> _Set exercise_
Using the entries below, transcribe exactly the line containing "Parse this screenshot: output" and each line that follows it to the end.

[Collected data entries]
Begin

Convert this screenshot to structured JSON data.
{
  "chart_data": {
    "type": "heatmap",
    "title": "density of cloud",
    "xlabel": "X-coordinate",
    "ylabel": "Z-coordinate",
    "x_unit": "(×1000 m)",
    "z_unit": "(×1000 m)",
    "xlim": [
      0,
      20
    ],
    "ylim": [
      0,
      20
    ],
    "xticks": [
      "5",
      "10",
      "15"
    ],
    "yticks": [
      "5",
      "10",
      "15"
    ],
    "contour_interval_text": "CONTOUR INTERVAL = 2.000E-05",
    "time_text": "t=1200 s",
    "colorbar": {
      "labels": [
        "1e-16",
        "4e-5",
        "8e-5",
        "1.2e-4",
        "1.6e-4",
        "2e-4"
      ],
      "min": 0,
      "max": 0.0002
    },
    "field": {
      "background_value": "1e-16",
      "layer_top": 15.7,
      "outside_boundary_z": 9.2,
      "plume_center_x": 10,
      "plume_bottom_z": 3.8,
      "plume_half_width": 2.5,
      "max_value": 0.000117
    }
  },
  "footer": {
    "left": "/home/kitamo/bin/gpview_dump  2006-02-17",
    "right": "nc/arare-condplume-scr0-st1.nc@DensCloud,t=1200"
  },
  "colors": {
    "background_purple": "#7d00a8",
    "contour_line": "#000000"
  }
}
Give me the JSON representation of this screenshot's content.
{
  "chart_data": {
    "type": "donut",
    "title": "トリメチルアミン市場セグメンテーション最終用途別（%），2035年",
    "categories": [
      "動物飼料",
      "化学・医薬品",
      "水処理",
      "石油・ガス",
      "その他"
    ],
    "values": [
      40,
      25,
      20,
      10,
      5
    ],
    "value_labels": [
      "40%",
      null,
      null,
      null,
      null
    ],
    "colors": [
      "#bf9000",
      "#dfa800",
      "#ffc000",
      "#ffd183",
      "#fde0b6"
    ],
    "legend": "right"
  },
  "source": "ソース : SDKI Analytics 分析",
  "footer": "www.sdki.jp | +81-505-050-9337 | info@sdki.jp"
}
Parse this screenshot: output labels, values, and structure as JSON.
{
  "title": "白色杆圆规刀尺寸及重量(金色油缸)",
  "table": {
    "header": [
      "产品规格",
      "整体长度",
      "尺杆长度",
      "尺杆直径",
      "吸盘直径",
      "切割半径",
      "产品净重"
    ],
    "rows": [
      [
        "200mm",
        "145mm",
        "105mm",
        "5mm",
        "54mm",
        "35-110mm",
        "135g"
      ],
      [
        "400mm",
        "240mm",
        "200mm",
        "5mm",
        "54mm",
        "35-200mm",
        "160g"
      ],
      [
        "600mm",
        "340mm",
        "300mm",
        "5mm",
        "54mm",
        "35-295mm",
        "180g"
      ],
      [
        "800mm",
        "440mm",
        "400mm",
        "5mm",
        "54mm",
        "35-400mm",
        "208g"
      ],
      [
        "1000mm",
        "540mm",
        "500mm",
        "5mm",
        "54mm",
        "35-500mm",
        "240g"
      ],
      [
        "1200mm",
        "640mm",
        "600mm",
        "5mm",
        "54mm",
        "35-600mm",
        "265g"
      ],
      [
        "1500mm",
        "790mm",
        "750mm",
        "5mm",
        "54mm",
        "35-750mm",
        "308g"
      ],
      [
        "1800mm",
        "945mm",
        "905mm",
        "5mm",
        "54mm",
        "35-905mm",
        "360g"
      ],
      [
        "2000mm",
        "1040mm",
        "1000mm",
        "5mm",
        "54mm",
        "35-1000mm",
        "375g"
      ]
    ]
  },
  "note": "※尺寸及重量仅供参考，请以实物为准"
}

End

> _Response to this exercise_
Parse this screenshot: output labels, values, and structure as JSON.
{
  "title": "白色杆圆规刀尺寸及重量(金色油缸)",
  "table": {
    "header": [
      "产品规格",
      "整体长度",
      "尺杆长度",
      "尺杆直径",
      "吸盘直径",
      "切割半径",
      "产品净重"
    ],
    "rows": [
      [
        "200mm",
        "145mm",
        "105mm",
        "5mm",
        "54mm",
        "35-110mm",
        "135g"
      ],
      [
        "400mm",
        "240mm",
        "200mm",
        "5mm",
        "54mm",
        "35-200mm",
        "160g"
      ],
      [
        "600mm",
        "340mm",
        "300mm",
        "5mm",
        "54mm",
        "35-295mm",
        "180g"
      ],
      [
        "800mm",
        "440mm",
        "400mm",
        "5mm",
        "54mm",
        "35-400mm",
        "208g"
      ],
      [
        "1000mm",
        "540mm",
        "500mm",
        "5mm",
        "54mm",
        "35-500mm",
        "240g"
      ],
      [
        "1200mm",
        "640mm",
        "600mm",
        "5mm",
        "54mm",
        "35-600mm",
        "265g"
      ],
      [
        "1500mm",
        "790mm",
        "750mm",
        "5mm",
        "54mm",
        "35-750mm",
        "308g"
      ],
      [
        "1800mm",
        "945mm",
        "905mm",
        "5mm",
        "54mm",
        "35-905mm",
        "360g"
      ],
      [
        "2000mm",
        "1040mm",
        "1000mm",
        "5mm",
        "54mm",
        "35-1000mm",
        "375g"
      ]
    ]
  },
  "note": "※尺寸及重量仅供参考，请以实物为准"
}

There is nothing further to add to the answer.